___ Records for processing ___

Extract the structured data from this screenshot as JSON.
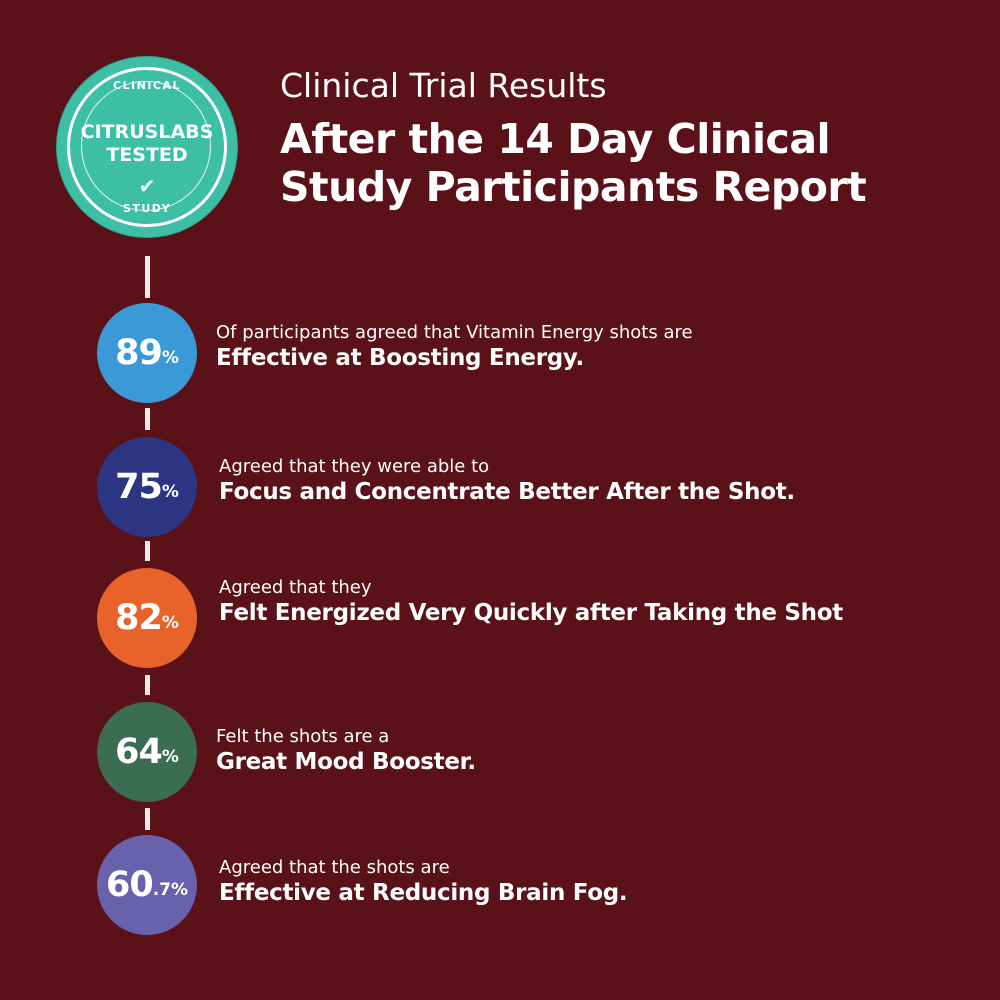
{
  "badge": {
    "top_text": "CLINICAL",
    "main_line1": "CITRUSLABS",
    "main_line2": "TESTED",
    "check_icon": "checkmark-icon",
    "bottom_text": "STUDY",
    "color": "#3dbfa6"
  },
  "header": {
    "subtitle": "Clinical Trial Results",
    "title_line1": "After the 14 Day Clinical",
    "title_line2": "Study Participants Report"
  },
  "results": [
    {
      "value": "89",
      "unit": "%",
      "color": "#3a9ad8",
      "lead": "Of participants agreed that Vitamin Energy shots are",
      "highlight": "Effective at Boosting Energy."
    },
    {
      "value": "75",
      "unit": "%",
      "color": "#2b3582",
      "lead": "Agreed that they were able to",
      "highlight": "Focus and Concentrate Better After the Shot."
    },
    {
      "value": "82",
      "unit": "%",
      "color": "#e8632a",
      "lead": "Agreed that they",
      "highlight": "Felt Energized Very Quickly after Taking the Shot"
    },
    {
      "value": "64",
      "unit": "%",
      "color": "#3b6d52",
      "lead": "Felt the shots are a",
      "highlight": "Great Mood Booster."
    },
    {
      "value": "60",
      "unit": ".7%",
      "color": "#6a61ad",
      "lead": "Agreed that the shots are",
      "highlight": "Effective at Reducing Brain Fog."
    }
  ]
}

___

Extract every line above that contains the word "color".

#### Solution to this task:
    "color": "#3dbfa6"
      "color": "#3a9ad8",
      "color": "#2b3582",
      "color": "#e8632a",
      "color": "#3b6d52",
      "color": "#6a61ad",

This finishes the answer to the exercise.